Print every record below exactly as written.

·····

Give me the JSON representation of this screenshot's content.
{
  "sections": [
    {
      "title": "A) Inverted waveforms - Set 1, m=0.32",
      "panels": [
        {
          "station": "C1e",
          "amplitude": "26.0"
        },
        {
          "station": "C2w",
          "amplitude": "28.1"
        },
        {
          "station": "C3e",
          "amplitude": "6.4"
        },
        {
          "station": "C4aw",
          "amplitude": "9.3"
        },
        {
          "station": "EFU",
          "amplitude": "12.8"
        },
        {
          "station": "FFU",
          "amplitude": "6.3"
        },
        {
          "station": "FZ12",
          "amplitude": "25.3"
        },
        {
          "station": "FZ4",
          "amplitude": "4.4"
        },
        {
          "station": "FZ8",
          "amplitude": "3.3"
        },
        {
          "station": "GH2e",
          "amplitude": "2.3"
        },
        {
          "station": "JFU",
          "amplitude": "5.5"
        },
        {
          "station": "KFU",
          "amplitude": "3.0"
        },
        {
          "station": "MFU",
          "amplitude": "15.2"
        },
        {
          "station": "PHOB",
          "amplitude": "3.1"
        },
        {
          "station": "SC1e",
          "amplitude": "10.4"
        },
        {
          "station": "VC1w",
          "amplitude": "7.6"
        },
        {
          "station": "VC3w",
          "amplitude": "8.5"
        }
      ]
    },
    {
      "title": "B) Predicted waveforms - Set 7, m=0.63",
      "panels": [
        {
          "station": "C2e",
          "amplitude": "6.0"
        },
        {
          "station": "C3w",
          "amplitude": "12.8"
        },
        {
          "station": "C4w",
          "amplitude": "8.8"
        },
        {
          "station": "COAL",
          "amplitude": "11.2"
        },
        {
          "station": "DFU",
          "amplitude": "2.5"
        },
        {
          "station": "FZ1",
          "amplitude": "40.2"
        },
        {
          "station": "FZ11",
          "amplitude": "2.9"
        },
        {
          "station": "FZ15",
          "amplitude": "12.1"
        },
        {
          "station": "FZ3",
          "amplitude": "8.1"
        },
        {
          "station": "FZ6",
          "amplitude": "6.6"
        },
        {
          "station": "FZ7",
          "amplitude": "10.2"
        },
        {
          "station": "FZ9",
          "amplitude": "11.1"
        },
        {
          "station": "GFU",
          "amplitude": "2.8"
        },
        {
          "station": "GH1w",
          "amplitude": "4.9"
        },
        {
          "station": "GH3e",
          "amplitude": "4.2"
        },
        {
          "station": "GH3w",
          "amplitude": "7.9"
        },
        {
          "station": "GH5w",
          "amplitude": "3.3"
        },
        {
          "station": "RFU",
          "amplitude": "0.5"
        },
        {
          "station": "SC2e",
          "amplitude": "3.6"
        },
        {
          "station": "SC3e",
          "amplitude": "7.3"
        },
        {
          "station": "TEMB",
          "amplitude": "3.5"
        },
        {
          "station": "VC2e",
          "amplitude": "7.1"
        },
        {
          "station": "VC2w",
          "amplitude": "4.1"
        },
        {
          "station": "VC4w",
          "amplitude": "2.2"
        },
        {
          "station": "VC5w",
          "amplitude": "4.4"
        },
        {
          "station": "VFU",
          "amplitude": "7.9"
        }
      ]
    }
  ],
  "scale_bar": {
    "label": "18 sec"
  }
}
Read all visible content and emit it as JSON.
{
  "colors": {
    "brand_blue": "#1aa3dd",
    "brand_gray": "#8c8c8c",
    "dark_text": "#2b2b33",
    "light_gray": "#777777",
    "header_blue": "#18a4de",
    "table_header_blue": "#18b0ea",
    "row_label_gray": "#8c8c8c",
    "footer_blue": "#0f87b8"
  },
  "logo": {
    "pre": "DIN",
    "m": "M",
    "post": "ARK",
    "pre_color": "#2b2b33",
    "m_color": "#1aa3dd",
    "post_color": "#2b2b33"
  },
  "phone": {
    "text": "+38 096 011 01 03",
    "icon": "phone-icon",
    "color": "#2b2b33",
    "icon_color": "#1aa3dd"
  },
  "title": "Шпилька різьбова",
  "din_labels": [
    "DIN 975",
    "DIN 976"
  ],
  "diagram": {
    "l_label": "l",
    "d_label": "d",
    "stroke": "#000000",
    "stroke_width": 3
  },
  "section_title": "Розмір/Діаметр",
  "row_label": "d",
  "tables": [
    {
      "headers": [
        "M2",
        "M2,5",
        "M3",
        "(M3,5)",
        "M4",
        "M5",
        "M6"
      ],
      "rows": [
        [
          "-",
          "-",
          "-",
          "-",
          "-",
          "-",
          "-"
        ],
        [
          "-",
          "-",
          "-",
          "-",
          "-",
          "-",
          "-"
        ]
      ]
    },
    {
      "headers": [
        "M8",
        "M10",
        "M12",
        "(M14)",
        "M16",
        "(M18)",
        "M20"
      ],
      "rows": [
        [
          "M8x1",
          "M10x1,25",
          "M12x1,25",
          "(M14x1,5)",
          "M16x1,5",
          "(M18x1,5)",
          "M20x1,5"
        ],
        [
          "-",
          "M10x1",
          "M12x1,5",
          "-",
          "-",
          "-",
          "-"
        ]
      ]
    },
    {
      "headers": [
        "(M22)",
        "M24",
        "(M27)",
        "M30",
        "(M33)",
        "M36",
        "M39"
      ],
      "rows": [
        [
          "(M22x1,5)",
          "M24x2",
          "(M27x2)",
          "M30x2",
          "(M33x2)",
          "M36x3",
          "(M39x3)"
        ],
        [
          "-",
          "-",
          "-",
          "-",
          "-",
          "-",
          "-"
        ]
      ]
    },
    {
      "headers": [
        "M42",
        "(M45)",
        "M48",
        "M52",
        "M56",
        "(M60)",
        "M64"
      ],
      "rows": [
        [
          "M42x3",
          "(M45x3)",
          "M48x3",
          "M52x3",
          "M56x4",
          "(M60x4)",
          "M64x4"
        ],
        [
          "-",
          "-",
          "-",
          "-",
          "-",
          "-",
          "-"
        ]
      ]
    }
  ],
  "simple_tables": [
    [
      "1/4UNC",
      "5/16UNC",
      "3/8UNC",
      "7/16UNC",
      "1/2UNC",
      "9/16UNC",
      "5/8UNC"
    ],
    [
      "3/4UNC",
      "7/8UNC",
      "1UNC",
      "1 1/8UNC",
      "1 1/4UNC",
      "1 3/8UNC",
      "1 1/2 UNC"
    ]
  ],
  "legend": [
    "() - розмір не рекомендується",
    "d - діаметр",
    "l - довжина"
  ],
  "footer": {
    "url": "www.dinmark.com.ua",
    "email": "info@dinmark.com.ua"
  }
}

·····

Reply
Give me the JSON representation of this screenshot's content.
{
  "sections": [
    {
      "title": "A) Inverted waveforms - Set 1, m=0.32",
      "panels": [
        {
          "station": "C1e",
          "amplitude": "26.0"
        },
        {
          "station": "C2w",
          "amplitude": "28.1"
        },
        {
          "station": "C3e",
          "amplitude": "6.4"
        },
        {
          "station": "C4aw",
          "amplitude": "9.3"
        },
        {
          "station": "EFU",
          "amplitude": "12.8"
        },
        {
          "station": "FFU",
          "amplitude": "6.3"
        },
        {
          "station": "FZ12",
          "amplitude": "25.3"
        },
        {
          "station": "FZ4",
          "amplitude": "4.4"
        },
        {
          "station": "FZ8",
          "amplitude": "3.3"
        },
        {
          "station": "GH2e",
          "amplitude": "2.3"
        },
        {
          "station": "JFU",
          "amplitude": "5.5"
        },
        {
          "station": "KFU",
          "amplitude": "3.0"
        },
        {
          "station": "MFU",
          "amplitude": "15.2"
        },
        {
          "station": "PHOB",
          "amplitude": "3.1"
        },
        {
          "station": "SC1e",
          "amplitude": "10.4"
        },
        {
          "station": "VC1w",
          "amplitude": "7.6"
        },
        {
          "station": "VC3w",
          "amplitude": "8.5"
        }
      ]
    },
    {
      "title": "B) Predicted waveforms - Set 7, m=0.63",
      "panels": [
        {
          "station": "C2e",
          "amplitude": "6.0"
        },
        {
          "station": "C3w",
          "amplitude": "12.8"
        },
        {
          "station": "C4w",
          "amplitude": "8.8"
        },
        {
          "station": "COAL",
          "amplitude": "11.2"
        },
        {
          "station": "DFU",
          "amplitude": "2.5"
        },
        {
          "station": "FZ1",
          "amplitude": "40.2"
        },
        {
          "station": "FZ11",
          "amplitude": "2.9"
        },
        {
          "station": "FZ15",
          "amplitude": "12.1"
        },
        {
          "station": "FZ3",
          "amplitude": "8.1"
        },
        {
          "station": "FZ6",
          "amplitude": "6.6"
        },
        {
          "station": "FZ7",
          "amplitude": "10.2"
        },
        {
          "station": "FZ9",
          "amplitude": "11.1"
        },
        {
          "station": "GFU",
          "amplitude": "2.8"
        },
        {
          "station": "GH1w",
          "amplitude": "4.9"
        },
        {
          "station": "GH3e",
          "amplitude": "4.2"
        },
        {
          "station": "GH3w",
          "amplitude": "7.9"
        },
        {
          "station": "GH5w",
          "amplitude": "3.3"
        },
        {
          "station": "RFU",
          "amplitude": "0.5"
        },
        {
          "station": "SC2e",
          "amplitude": "3.6"
        },
        {
          "station": "SC3e",
          "amplitude": "7.3"
        },
        {
          "station": "TEMB",
          "amplitude": "3.5"
        },
        {
          "station": "VC2e",
          "amplitude": "7.1"
        },
        {
          "station": "VC2w",
          "amplitude": "4.1"
        },
        {
          "station": "VC4w",
          "amplitude": "2.2"
        },
        {
          "station": "VC5w",
          "amplitude": "4.4"
        },
        {
          "station": "VFU",
          "amplitude": "7.9"
        }
      ]
    }
  ],
  "scale_bar": {
    "label": "18 sec"
  }
}
Read all visible content and emit it as JSON.
{
  "colors": {
    "brand_blue": "#1aa3dd",
    "brand_gray": "#8c8c8c",
    "dark_text": "#2b2b33",
    "light_gray": "#777777",
    "header_blue": "#18a4de",
    "table_header_blue": "#18b0ea",
    "row_label_gray": "#8c8c8c",
    "footer_blue": "#0f87b8"
  },
  "logo": {
    "pre": "DIN",
    "m": "M",
    "post": "ARK",
    "pre_color": "#2b2b33",
    "m_color": "#1aa3dd",
    "post_color": "#2b2b33"
  },
  "phone": {
    "text": "+38 096 011 01 03",
    "icon": "phone-icon",
    "color": "#2b2b33",
    "icon_color": "#1aa3dd"
  },
  "title": "Шпилька різьбова",
  "din_labels": [
    "DIN 975",
    "DIN 976"
  ],
  "diagram": {
    "l_label": "l",
    "d_label": "d",
    "stroke": "#000000",
    "stroke_width": 3
  },
  "section_title": "Розмір/Діаметр",
  "row_label": "d",
  "tables": [
    {
      "headers": [
        "M2",
        "M2,5",
        "M3",
        "(M3,5)",
        "M4",
        "M5",
        "M6"
      ],
      "rows": [
        [
          "-",
          "-",
          "-",
          "-",
          "-",
          "-",
          "-"
        ],
        [
          "-",
          "-",
          "-",
          "-",
          "-",
          "-",
          "-"
        ]
      ]
    },
    {
      "headers": [
        "M8",
        "M10",
        "M12",
        "(M14)",
        "M16",
        "(M18)",
        "M20"
      ],
      "rows": [
        [
          "M8x1",
          "M10x1,25",
          "M12x1,25",
          "(M14x1,5)",
          "M16x1,5",
          "(M18x1,5)",
          "M20x1,5"
        ],
        [
          "-",
          "M10x1",
          "M12x1,5",
          "-",
          "-",
          "-",
          "-"
        ]
      ]
    },
    {
      "headers": [
        "(M22)",
        "M24",
        "(M27)",
        "M30",
        "(M33)",
        "M36",
        "M39"
      ],
      "rows": [
        [
          "(M22x1,5)",
          "M24x2",
          "(M27x2)",
          "M30x2",
          "(M33x2)",
          "M36x3",
          "(M39x3)"
        ],
        [
          "-",
          "-",
          "-",
          "-",
          "-",
          "-",
          "-"
        ]
      ]
    },
    {
      "headers": [
        "M42",
        "(M45)",
        "M48",
        "M52",
        "M56",
        "(M60)",
        "M64"
      ],
      "rows": [
        [
          "M42x3",
          "(M45x3)",
          "M48x3",
          "M52x3",
          "M56x4",
          "(M60x4)",
          "M64x4"
        ],
        [
          "-",
          "-",
          "-",
          "-",
          "-",
          "-",
          "-"
        ]
      ]
    }
  ],
  "simple_tables": [
    [
      "1/4UNC",
      "5/16UNC",
      "3/8UNC",
      "7/16UNC",
      "1/2UNC",
      "9/16UNC",
      "5/8UNC"
    ],
    [
      "3/4UNC",
      "7/8UNC",
      "1UNC",
      "1 1/8UNC",
      "1 1/4UNC",
      "1 3/8UNC",
      "1 1/2 UNC"
    ]
  ],
  "legend": [
    "() - розмір не рекомендується",
    "d - діаметр",
    "l - довжина"
  ],
  "footer": {
    "url": "www.dinmark.com.ua",
    "email": "info@dinmark.com.ua"
  }
}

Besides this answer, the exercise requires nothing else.